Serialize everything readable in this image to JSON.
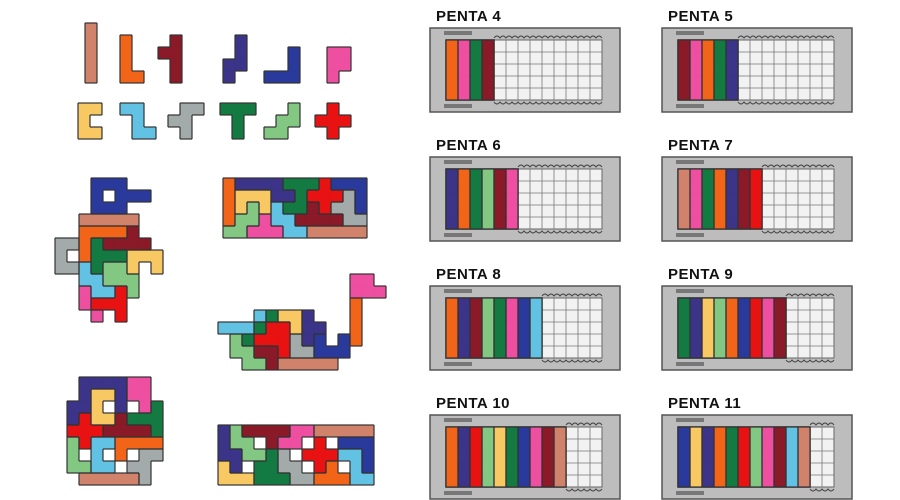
{
  "palette": {
    "I": "#d0826a",
    "L": "#f26418",
    "Y": "#8a1a28",
    "N": "#3b3488",
    "V": "#2a3a9c",
    "P": "#ee4fa0",
    "U": "#f8c862",
    "Z": "#62c2e4",
    "F": "#a2aaaa",
    "T": "#137a42",
    "W": "#82c882",
    "X": "#e81212"
  },
  "pieces": [
    "I",
    "L",
    "Y",
    "N",
    "V",
    "P",
    "U",
    "Z",
    "F",
    "T",
    "W",
    "X"
  ],
  "boards": [
    {
      "title": "PENTA 4",
      "count": 4,
      "colors": [
        "L",
        "P",
        "T",
        "Y"
      ]
    },
    {
      "title": "PENTA 5",
      "count": 5,
      "colors": [
        "Y",
        "P",
        "L",
        "T",
        "N"
      ]
    },
    {
      "title": "PENTA 6",
      "count": 6,
      "colors": [
        "N",
        "L",
        "T",
        "W",
        "Y",
        "P"
      ]
    },
    {
      "title": "PENTA 7",
      "count": 7,
      "colors": [
        "I",
        "P",
        "T",
        "L",
        "N",
        "Y",
        "X"
      ]
    },
    {
      "title": "PENTA 8",
      "count": 8,
      "colors": [
        "L",
        "N",
        "Y",
        "W",
        "T",
        "P",
        "V",
        "Z"
      ]
    },
    {
      "title": "PENTA 9",
      "count": 9,
      "colors": [
        "T",
        "N",
        "U",
        "W",
        "L",
        "V",
        "X",
        "P",
        "Y"
      ]
    },
    {
      "title": "PENTA 10",
      "count": 10,
      "colors": [
        "L",
        "N",
        "X",
        "W",
        "U",
        "T",
        "V",
        "P",
        "Y",
        "I"
      ]
    },
    {
      "title": "PENTA 11",
      "count": 11,
      "colors": [
        "V",
        "U",
        "N",
        "L",
        "T",
        "X",
        "W",
        "P",
        "Y",
        "Z",
        "I"
      ]
    }
  ]
}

□ □ □ □ □ □ □

Objective » Which lines in the records above contain the string "PENTA"? Copy each one.

Written response »
      "title": "PENTA 4",
      "title": "PENTA 5",
      "title": "PENTA 6",
      "title": "PENTA 7",
      "title": "PENTA 8",
      "title": "PENTA 9",
      "title": "PENTA 10",
      "title": "PENTA 11",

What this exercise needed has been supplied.